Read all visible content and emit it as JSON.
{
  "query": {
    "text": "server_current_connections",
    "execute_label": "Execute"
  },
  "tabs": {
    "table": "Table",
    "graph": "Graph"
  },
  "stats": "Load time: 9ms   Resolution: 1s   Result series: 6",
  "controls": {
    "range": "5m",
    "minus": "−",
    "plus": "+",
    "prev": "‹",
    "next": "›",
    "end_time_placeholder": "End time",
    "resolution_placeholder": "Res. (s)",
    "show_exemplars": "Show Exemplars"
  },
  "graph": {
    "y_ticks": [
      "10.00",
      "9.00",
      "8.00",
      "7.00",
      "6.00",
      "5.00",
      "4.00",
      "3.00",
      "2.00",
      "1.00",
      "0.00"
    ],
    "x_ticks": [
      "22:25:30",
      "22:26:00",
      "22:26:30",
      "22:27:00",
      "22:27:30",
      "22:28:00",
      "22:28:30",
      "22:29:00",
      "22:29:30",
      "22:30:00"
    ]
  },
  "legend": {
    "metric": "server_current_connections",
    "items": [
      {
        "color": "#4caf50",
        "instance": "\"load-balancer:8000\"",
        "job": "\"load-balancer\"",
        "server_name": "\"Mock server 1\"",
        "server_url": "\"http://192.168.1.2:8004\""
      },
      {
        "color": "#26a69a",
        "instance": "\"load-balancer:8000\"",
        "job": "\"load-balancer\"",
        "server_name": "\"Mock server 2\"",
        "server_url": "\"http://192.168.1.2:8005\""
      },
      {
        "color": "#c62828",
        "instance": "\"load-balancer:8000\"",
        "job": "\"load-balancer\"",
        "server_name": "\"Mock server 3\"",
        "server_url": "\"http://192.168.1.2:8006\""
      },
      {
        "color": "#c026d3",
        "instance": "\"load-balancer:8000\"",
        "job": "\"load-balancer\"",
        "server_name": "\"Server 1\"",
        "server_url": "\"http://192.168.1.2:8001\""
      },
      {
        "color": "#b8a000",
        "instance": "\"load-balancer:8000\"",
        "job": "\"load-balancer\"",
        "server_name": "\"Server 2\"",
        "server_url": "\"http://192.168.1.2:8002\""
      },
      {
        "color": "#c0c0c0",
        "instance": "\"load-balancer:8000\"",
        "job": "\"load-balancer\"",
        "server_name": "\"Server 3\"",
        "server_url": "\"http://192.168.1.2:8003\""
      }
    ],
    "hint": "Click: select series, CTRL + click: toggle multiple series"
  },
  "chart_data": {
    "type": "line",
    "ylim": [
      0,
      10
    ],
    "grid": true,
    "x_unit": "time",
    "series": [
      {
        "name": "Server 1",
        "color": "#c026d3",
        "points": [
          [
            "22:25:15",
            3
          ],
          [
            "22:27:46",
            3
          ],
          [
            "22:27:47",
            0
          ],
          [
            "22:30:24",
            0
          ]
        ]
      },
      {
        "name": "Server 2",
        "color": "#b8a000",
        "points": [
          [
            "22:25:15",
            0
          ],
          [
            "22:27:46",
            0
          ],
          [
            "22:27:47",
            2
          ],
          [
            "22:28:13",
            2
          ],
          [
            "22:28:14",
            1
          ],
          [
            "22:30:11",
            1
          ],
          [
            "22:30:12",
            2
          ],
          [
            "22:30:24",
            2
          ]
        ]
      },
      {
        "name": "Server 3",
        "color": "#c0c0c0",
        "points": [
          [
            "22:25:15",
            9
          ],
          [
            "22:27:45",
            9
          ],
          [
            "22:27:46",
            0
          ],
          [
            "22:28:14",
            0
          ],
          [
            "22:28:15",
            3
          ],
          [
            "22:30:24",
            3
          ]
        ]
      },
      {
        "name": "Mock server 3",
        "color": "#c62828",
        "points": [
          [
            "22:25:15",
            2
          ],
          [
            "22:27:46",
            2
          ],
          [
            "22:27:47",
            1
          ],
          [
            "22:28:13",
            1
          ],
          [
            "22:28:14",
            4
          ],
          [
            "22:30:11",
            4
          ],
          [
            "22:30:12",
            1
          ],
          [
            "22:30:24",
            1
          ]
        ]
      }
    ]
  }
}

- - -

Go through the records and print each one exactly.

**Response for this exercise**
Read all visible content and emit it as JSON.
{
  "query": {
    "text": "server_current_connections",
    "execute_label": "Execute"
  },
  "tabs": {
    "table": "Table",
    "graph": "Graph"
  },
  "stats": "Load time: 9ms   Resolution: 1s   Result series: 6",
  "controls": {
    "range": "5m",
    "minus": "−",
    "plus": "+",
    "prev": "‹",
    "next": "›",
    "end_time_placeholder": "End time",
    "resolution_placeholder": "Res. (s)",
    "show_exemplars": "Show Exemplars"
  },
  "graph": {
    "y_ticks": [
      "10.00",
      "9.00",
      "8.00",
      "7.00",
      "6.00",
      "5.00",
      "4.00",
      "3.00",
      "2.00",
      "1.00",
      "0.00"
    ],
    "x_ticks": [
      "22:25:30",
      "22:26:00",
      "22:26:30",
      "22:27:00",
      "22:27:30",
      "22:28:00",
      "22:28:30",
      "22:29:00",
      "22:29:30",
      "22:30:00"
    ]
  },
  "legend": {
    "metric": "server_current_connections",
    "items": [
      {
        "color": "#4caf50",
        "instance": "\"load-balancer:8000\"",
        "job": "\"load-balancer\"",
        "server_name": "\"Mock server 1\"",
        "server_url": "\"http://192.168.1.2:8004\""
      },
      {
        "color": "#26a69a",
        "instance": "\"load-balancer:8000\"",
        "job": "\"load-balancer\"",
        "server_name": "\"Mock server 2\"",
        "server_url": "\"http://192.168.1.2:8005\""
      },
      {
        "color": "#c62828",
        "instance": "\"load-balancer:8000\"",
        "job": "\"load-balancer\"",
        "server_name": "\"Mock server 3\"",
        "server_url": "\"http://192.168.1.2:8006\""
      },
      {
        "color": "#c026d3",
        "instance": "\"load-balancer:8000\"",
        "job": "\"load-balancer\"",
        "server_name": "\"Server 1\"",
        "server_url": "\"http://192.168.1.2:8001\""
      },
      {
        "color": "#b8a000",
        "instance": "\"load-balancer:8000\"",
        "job": "\"load-balancer\"",
        "server_name": "\"Server 2\"",
        "server_url": "\"http://192.168.1.2:8002\""
      },
      {
        "color": "#c0c0c0",
        "instance": "\"load-balancer:8000\"",
        "job": "\"load-balancer\"",
        "server_name": "\"Server 3\"",
        "server_url": "\"http://192.168.1.2:8003\""
      }
    ],
    "hint": "Click: select series, CTRL + click: toggle multiple series"
  },
  "chart_data": {
    "type": "line",
    "ylim": [
      0,
      10
    ],
    "grid": true,
    "x_unit": "time",
    "series": [
      {
        "name": "Server 1",
        "color": "#c026d3",
        "points": [
          [
            "22:25:15",
            3
          ],
          [
            "22:27:46",
            3
          ],
          [
            "22:27:47",
            0
          ],
          [
            "22:30:24",
            0
          ]
        ]
      },
      {
        "name": "Server 2",
        "color": "#b8a000",
        "points": [
          [
            "22:25:15",
            0
          ],
          [
            "22:27:46",
            0
          ],
          [
            "22:27:47",
            2
          ],
          [
            "22:28:13",
            2
          ],
          [
            "22:28:14",
            1
          ],
          [
            "22:30:11",
            1
          ],
          [
            "22:30:12",
            2
          ],
          [
            "22:30:24",
            2
          ]
        ]
      },
      {
        "name": "Server 3",
        "color": "#c0c0c0",
        "points": [
          [
            "22:25:15",
            9
          ],
          [
            "22:27:45",
            9
          ],
          [
            "22:27:46",
            0
          ],
          [
            "22:28:14",
            0
          ],
          [
            "22:28:15",
            3
          ],
          [
            "22:30:24",
            3
          ]
        ]
      },
      {
        "name": "Mock server 3",
        "color": "#c62828",
        "points": [
          [
            "22:25:15",
            2
          ],
          [
            "22:27:46",
            2
          ],
          [
            "22:27:47",
            1
          ],
          [
            "22:28:13",
            1
          ],
          [
            "22:28:14",
            4
          ],
          [
            "22:30:11",
            4
          ],
          [
            "22:30:12",
            1
          ],
          [
            "22:30:24",
            1
          ]
        ]
      }
    ]
  }
}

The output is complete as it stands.